[TEXT SHOWN]:
Agriculture Secretary Vilsack Announces National Forest Stimulus Projects To Protect Public From Wildland Fires
In Meeting with Firefighters, Vilsack Discusses Local Job Creation
WASHINGTON.— In an address to the International Association of Firefighters today, Secretary of Agriculture Tom Vilsack announced several projects for wildland fire protection and removal of hazardous fuels that will begin immediately. These USDA projects, funded by the American Recovery and Reinvestment Act (ARRA), will create thousands of jobs in California, Colorado, Florida, and Oregon.
“President Obama is delivering on his promise to the American people to create jobs,” said Vilsack. “These private sector jobs will increase forest restoration and decrease the size and intensity of wildland fires. Providing healthy forests puts men and women to work and makes communities safer and healthier.”
USDA received approximately $33 million from the American Recovery and Reinvestment Act (ARRA) to fund wildland fire management projects and the removal of hazardous fuels. Projects funded by the Recovery Act also will assist with technology that converts wood to energy. Wood bioenergy, derived from the fiber of removed hazardous fuels, has become a cost-effective energy source. The use of economic recovery funds for this effort will be an investment in America’s future.
USDA anticipates creating 25,000 new jobs over the next two years on projects relating to land stewardship and watershed restoration, green infrastructure repair and in the production of energy from wood. Many of the most affected communities of the economic downturn are located near national forests. Rural jobs are being created on millions of acres in need of restoration work so that money can flow into local communities.

[DATA PROVIDED]:
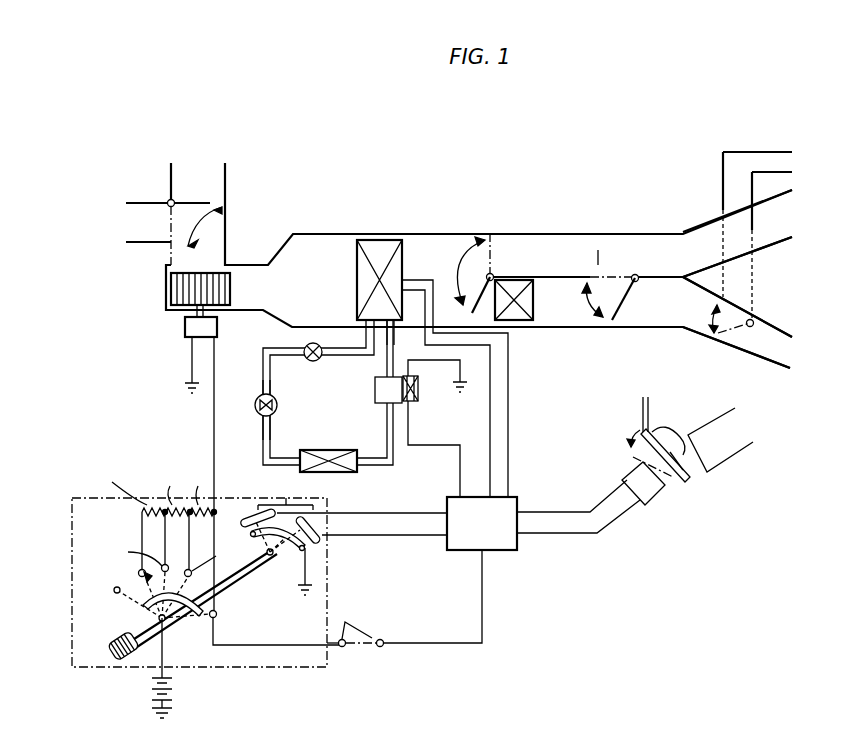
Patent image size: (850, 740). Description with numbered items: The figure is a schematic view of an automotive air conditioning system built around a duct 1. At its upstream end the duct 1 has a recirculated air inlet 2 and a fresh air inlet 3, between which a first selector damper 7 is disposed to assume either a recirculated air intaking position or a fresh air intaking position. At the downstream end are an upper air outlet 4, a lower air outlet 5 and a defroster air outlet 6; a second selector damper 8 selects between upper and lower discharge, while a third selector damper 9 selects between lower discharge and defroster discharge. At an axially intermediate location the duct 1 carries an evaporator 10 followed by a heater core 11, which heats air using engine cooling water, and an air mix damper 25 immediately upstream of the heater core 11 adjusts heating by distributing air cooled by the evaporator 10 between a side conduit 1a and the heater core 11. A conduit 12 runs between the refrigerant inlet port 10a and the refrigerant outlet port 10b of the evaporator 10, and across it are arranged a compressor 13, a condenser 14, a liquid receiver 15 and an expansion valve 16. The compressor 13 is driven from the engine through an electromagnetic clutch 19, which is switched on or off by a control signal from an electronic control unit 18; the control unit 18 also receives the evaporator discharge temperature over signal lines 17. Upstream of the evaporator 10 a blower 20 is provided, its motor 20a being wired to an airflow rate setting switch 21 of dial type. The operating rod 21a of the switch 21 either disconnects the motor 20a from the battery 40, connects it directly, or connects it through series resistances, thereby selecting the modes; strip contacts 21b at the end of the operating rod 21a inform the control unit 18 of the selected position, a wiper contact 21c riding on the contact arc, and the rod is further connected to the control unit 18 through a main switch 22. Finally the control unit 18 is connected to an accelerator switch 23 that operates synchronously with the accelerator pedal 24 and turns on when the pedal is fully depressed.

The duct 1 is at (548, 232).
The side conduit 1a is at (598, 250).
The recirculated air inlet 2 is at (141, 228).
The fresh air inlet 3 is at (208, 170).
The upper air outlet 4 is at (775, 222).
The lower air outlet 5 is at (780, 350).
The defroster air outlet 6 is at (775, 165).
The first selector damper 7 is at (208, 202).
The second selector damper 8 is at (622, 305).
The third selector damper 9 is at (752, 320).
The evaporator 10 is at (375, 247).
The refrigerant inlet port 10a is at (358, 330).
The refrigerant outlet port 10b is at (388, 350).
The heater core 11 is at (510, 315).
The conduit 12 is at (270, 432).
The compressor 13 is at (375, 390).
The condenser 14 is at (323, 448).
The liquid receiver 15 is at (278, 403).
The expansion valve 16 is at (318, 362).
The signal lines 17 is at (508, 428).
The electronic control unit 18 is at (503, 553).
The electromagnetic clutch 19 is at (416, 393).
The blower 20 is at (177, 293).
The motor 20a is at (185, 333).
The airflow rate setting switch 21 is at (160, 500).
The operating rod 21a is at (243, 573).
The strip contacts 21b is at (343, 534).
The wiper contact 21c is at (201, 617).
The main switch 22 is at (370, 635).
The accelerator switch 23 is at (655, 497).
The accelerator pedal 24 is at (665, 440).
The air mix damper 25 is at (482, 297).
The battery 40 is at (178, 700).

[TASKS FOR THIS EXERCISE]:
1. According to the forest stimulus announcement, why are rural jobs being created on the millions of acres that need restoration work? Answer in one to three sentences.
2. Answer these questions from the forest stimulus announcement:
(a) About how much did USDA receive from the American Recovery and Reinvestment Act for wildland fire management and hazardous fuel removal?
(b) In which four states will the announced projects create jobs?
(c) How many new jobs does USDA anticipate creating over the next two years?
The records are separate material from the forest stimulus announcement.

[ANSWERS PER TASK]:
1. Rural jobs are being created on those acres so that money can flow into local communities.

2.
(a) Approximately $33 million.
(b) California, Colorado, Florida, and Oregon.
(c) 25,000.